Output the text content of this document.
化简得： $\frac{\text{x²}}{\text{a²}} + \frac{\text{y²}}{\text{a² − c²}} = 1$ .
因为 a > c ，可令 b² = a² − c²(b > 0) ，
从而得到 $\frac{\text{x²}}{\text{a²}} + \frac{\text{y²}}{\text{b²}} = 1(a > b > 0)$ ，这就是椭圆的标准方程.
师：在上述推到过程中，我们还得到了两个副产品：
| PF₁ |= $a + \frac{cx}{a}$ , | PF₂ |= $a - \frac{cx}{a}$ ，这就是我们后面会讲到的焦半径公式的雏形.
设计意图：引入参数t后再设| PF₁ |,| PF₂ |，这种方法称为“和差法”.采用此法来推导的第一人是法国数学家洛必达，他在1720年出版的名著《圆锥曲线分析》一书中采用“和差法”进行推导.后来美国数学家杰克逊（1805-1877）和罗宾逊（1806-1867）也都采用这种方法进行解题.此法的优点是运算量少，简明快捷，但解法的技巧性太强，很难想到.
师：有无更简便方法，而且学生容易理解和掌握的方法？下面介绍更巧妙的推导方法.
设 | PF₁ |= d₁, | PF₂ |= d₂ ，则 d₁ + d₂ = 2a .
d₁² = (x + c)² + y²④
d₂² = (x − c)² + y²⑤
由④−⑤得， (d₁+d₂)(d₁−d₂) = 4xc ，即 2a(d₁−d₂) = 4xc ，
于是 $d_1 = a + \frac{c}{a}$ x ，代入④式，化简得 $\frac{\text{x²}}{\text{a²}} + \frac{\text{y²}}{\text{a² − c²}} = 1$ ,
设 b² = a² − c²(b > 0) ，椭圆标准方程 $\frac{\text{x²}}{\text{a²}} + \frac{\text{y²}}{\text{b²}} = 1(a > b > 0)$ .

---------------

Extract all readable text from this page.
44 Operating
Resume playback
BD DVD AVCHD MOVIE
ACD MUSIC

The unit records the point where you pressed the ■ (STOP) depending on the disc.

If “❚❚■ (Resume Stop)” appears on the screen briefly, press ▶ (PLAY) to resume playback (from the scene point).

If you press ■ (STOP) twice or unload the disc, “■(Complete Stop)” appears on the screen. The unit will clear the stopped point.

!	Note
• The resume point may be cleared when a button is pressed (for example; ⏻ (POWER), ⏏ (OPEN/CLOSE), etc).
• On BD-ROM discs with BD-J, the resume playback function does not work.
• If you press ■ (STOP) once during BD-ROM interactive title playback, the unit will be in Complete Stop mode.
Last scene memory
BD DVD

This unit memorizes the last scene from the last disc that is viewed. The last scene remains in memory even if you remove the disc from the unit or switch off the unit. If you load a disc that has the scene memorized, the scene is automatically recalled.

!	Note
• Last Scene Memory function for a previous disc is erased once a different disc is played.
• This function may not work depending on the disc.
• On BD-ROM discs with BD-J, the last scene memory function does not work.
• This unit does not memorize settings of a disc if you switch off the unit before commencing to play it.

---------------

Exercise instructions
Scan the lines for the string "point". Copy out each line that matches.

Task answer
The unit records the point where you pressed the ■ (STOP) depending on the disc.
If “❚❚■ (Resume Stop)” appears on the screen briefly, press ▶ (PLAY) to resume playback (from the scene point).
If you press ■ (STOP) twice or unload the disc, “■(Complete Stop)” appears on the screen. The unit will clear the stopped point.
• The resume point may be cleared when a button is pressed (for example; ⏻ (POWER), ⏏ (OPEN/CLOSE), etc).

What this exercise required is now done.